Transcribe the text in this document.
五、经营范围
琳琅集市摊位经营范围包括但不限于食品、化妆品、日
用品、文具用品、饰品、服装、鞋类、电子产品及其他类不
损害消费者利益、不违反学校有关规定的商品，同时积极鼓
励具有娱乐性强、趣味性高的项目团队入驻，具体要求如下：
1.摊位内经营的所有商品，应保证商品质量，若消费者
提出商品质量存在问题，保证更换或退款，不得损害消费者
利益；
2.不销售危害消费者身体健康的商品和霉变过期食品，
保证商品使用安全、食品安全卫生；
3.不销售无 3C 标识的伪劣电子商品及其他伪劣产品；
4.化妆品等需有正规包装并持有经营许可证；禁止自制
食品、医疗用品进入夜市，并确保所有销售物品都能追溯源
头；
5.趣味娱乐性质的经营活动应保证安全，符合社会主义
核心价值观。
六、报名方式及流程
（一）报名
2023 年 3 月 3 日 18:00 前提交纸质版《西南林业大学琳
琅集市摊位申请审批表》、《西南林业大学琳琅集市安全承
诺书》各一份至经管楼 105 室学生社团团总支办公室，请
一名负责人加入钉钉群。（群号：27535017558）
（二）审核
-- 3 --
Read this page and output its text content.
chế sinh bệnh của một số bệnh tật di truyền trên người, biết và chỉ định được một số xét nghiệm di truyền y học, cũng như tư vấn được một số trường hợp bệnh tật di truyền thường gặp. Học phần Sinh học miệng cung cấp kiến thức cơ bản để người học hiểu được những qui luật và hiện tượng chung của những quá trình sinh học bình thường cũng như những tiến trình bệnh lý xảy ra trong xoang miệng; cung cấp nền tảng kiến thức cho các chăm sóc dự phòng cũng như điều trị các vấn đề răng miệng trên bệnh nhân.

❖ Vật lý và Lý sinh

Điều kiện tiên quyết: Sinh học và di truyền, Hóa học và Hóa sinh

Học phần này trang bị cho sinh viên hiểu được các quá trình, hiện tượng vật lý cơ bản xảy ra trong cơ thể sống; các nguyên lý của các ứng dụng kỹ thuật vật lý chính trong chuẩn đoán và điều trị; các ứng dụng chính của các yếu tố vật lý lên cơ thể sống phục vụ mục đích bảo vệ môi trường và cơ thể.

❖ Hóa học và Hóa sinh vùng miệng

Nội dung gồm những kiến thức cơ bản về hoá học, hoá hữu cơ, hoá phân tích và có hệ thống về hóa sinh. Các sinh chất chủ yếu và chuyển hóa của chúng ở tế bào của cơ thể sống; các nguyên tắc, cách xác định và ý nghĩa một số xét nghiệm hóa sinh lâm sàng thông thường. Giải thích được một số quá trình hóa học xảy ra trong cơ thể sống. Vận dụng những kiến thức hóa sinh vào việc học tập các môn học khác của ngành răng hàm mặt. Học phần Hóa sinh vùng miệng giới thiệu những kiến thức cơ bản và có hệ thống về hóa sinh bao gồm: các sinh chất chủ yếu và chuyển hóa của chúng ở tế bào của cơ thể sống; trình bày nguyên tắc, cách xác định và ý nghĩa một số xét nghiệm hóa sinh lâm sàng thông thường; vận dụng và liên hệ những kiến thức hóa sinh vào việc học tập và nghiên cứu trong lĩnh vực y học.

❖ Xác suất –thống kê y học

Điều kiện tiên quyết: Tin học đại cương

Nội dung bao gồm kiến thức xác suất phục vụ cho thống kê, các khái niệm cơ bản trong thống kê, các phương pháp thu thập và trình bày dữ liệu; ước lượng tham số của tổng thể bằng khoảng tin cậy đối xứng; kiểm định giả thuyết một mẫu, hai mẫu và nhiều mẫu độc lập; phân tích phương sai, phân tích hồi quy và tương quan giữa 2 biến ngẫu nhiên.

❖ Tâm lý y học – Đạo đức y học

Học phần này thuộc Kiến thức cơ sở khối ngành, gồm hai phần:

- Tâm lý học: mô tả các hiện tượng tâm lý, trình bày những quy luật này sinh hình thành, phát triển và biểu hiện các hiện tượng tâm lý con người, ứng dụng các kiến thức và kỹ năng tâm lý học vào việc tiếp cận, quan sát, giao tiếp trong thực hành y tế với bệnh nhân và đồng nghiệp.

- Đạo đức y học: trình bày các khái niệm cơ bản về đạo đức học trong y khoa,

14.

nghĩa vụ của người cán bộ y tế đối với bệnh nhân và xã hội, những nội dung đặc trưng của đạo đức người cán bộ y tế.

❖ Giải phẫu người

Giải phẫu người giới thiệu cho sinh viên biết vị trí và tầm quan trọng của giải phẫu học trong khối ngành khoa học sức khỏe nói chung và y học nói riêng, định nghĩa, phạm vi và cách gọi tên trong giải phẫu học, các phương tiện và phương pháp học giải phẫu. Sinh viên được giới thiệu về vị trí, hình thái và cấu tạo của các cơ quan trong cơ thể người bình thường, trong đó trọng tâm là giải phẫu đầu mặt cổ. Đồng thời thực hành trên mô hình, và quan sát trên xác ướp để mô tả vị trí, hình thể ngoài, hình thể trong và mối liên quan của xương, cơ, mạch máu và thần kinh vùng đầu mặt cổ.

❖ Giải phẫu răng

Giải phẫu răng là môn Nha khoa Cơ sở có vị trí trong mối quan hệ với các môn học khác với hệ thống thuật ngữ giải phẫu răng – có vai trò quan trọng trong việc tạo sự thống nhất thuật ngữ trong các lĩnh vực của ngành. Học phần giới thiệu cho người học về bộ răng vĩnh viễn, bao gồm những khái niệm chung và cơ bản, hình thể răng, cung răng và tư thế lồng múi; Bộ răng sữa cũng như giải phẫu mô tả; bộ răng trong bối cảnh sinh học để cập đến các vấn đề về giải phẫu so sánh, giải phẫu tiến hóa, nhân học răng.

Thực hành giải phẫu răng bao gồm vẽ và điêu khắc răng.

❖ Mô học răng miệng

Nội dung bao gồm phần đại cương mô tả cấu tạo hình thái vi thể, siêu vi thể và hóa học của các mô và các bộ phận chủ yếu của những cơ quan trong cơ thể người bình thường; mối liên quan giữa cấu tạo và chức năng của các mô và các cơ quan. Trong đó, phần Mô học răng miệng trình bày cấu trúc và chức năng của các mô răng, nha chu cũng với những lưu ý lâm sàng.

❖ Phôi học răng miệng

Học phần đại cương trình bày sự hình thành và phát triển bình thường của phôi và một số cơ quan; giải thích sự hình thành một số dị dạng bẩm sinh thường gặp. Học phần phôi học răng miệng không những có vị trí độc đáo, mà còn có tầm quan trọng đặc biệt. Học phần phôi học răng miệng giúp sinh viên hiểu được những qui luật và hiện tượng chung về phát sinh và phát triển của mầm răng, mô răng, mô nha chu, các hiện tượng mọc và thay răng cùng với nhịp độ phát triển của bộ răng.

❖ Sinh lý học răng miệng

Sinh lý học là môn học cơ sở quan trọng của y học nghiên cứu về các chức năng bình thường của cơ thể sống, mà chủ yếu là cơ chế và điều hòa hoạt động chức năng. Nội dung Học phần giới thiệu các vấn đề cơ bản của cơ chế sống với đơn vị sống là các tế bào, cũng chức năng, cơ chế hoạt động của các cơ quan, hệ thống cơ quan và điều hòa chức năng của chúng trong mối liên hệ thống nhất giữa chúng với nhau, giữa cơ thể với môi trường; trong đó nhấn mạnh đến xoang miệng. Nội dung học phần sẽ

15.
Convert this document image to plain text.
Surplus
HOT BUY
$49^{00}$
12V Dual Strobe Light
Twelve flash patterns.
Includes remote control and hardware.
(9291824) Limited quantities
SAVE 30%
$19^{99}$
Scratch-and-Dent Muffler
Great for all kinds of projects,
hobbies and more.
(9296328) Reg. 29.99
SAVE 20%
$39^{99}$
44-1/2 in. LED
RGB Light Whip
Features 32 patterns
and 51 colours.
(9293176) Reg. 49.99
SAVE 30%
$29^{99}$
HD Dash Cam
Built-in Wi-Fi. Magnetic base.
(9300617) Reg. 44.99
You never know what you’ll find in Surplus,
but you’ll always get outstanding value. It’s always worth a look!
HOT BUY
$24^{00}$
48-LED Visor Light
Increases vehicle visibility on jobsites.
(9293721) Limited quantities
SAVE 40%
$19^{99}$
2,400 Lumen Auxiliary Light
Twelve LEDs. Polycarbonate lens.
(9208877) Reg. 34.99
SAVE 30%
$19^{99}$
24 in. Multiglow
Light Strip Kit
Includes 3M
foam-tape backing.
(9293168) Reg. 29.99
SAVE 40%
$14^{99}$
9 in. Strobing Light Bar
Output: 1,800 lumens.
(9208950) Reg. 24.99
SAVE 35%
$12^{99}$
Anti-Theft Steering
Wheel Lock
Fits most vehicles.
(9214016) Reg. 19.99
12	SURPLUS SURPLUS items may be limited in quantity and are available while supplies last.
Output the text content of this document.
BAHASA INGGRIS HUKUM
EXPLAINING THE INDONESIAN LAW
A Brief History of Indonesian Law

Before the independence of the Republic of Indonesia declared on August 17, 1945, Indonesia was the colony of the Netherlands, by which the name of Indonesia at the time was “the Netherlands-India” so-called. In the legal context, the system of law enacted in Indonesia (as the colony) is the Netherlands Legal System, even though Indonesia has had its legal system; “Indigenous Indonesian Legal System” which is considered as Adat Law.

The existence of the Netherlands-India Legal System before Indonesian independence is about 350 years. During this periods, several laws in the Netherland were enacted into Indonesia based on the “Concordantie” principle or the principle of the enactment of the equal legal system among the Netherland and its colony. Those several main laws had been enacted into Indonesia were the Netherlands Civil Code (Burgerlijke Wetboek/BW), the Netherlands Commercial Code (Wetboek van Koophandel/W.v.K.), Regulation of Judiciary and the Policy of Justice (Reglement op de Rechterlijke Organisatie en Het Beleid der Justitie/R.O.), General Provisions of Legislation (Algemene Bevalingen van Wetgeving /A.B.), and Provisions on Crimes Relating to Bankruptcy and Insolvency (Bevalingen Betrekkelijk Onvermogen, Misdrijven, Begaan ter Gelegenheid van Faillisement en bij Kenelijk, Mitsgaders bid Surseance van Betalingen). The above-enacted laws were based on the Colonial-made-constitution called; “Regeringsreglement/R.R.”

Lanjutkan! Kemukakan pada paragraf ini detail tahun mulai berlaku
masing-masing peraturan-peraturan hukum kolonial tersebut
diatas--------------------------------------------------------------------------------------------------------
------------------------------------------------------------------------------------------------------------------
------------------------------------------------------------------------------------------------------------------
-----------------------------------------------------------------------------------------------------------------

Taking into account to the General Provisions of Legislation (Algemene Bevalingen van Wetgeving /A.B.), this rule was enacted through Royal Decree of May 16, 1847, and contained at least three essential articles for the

EXERCISE INSTRUCTIONS » From the records above, how many lines include the word "Includes"? Only the number is wanted.

RESULT » 2